• _GIVEN REQUEST_
Lines that contain the string "della" are to be copied; leave out all others.

┄┄┄┄┄┄┄┄┄┄┄┄┄┄┄┄┄┄┄┄

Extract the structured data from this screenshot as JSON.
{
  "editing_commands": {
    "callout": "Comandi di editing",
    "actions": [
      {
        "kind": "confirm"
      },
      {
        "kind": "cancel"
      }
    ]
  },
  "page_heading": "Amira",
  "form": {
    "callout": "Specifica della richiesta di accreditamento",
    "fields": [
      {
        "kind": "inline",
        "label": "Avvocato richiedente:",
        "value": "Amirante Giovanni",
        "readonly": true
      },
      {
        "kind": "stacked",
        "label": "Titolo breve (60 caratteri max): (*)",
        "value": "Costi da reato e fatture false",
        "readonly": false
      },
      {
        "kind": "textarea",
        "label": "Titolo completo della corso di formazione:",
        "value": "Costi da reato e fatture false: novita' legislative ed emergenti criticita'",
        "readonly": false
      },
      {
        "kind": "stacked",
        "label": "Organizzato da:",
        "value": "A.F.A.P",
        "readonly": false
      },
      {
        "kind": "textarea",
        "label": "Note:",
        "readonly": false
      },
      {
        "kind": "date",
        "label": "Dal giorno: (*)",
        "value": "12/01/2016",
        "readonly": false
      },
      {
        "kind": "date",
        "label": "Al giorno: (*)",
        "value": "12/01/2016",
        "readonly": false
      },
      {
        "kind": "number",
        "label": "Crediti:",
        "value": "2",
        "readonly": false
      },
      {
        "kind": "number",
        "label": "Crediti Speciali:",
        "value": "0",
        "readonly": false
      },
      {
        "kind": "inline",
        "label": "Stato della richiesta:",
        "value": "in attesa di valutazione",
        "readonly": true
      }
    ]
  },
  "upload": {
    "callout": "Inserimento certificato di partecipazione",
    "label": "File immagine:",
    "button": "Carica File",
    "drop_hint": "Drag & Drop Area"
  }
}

┄┄┄┄┄┄┄┄┄┄┄┄┄┄┄┄┄┄┄┄

• _ANSWER IN FULL_
    "callout": "Specifica della richiesta di accreditamento",
        "label": "Titolo completo della corso di formazione:",
        "label": "Stato della richiesta:",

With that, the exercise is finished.